▶ SHORT PROBLEM
Check every line of the entries that follow, and copy the ones containing "压力越大".

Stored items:
=======
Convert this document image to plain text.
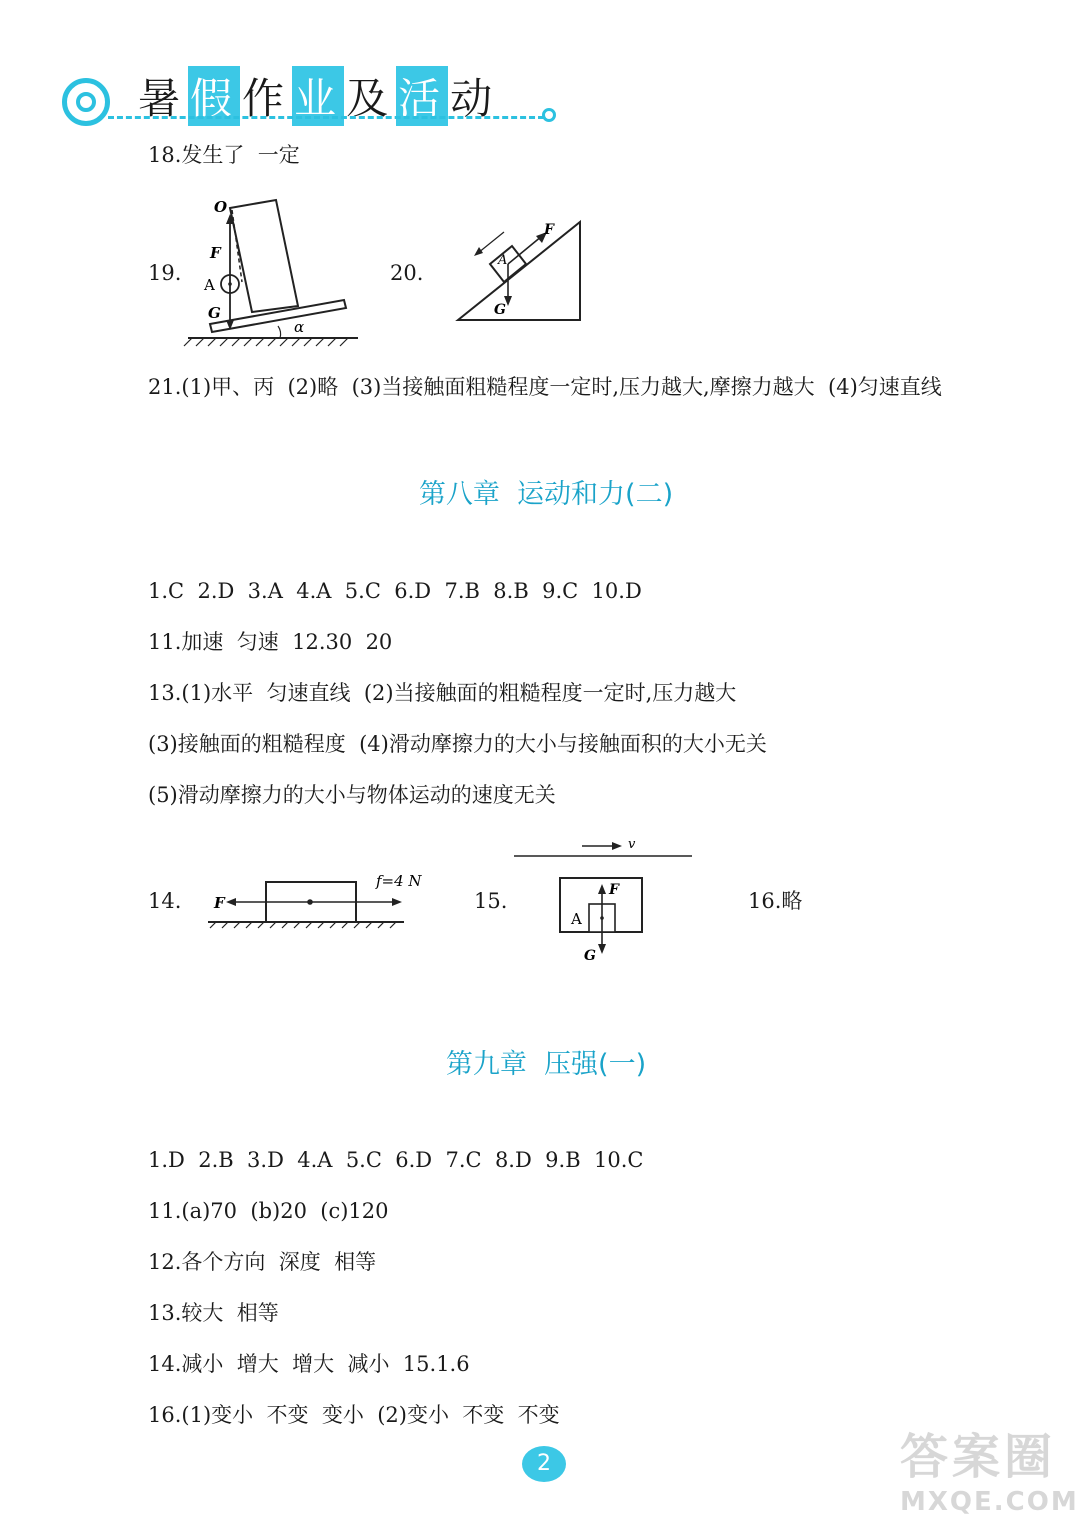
暑假作业及活动
18.发生了  一定
19.
α
O
F
A
G
20.
A
F
G
21.(1)甲、丙  (2)略  (3)当接触面粗糙程度一定时,压力越大,摩擦力越大  (4)匀速直线
第八章  运动和力(二)
1.C  2.D  3.A  4.A  5.C  6.D  7.B  8.B  9.C  10.D
11.加速  匀速  12.30  20
13.(1)水平  匀速直线  (2)当接触面的粗糙程度一定时,压力越大
(3)接触面的粗糙程度  (4)滑动摩擦力的大小与接触面积的大小无关
(5)滑动摩擦力的大小与物体运动的速度无关
14. F
f=4 N
15.
v
F
A
G
16.略
第九章  压强(一)
1.D  2.B  3.D  4.A  5.C  6.D  7.C  8.D  9.B  10.C
11.(a)70  (b)20  (c)120
12.各个方向  深度  相等
13.较大  相等
14.减小  增大  增大  减小  15.1.6
16.(1)变小  不变  变小  (2)变小  不变  不变
2	答案圈
MXQE.COM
=======
▶ FULL OUTPUT
21.(1)甲、丙  (2)略  (3)当接触面粗糙程度一定时,压力越大,摩擦力越大  (4)匀速直线
13.(1)水平  匀速直线  (2)当接触面的粗糙程度一定时,压力越大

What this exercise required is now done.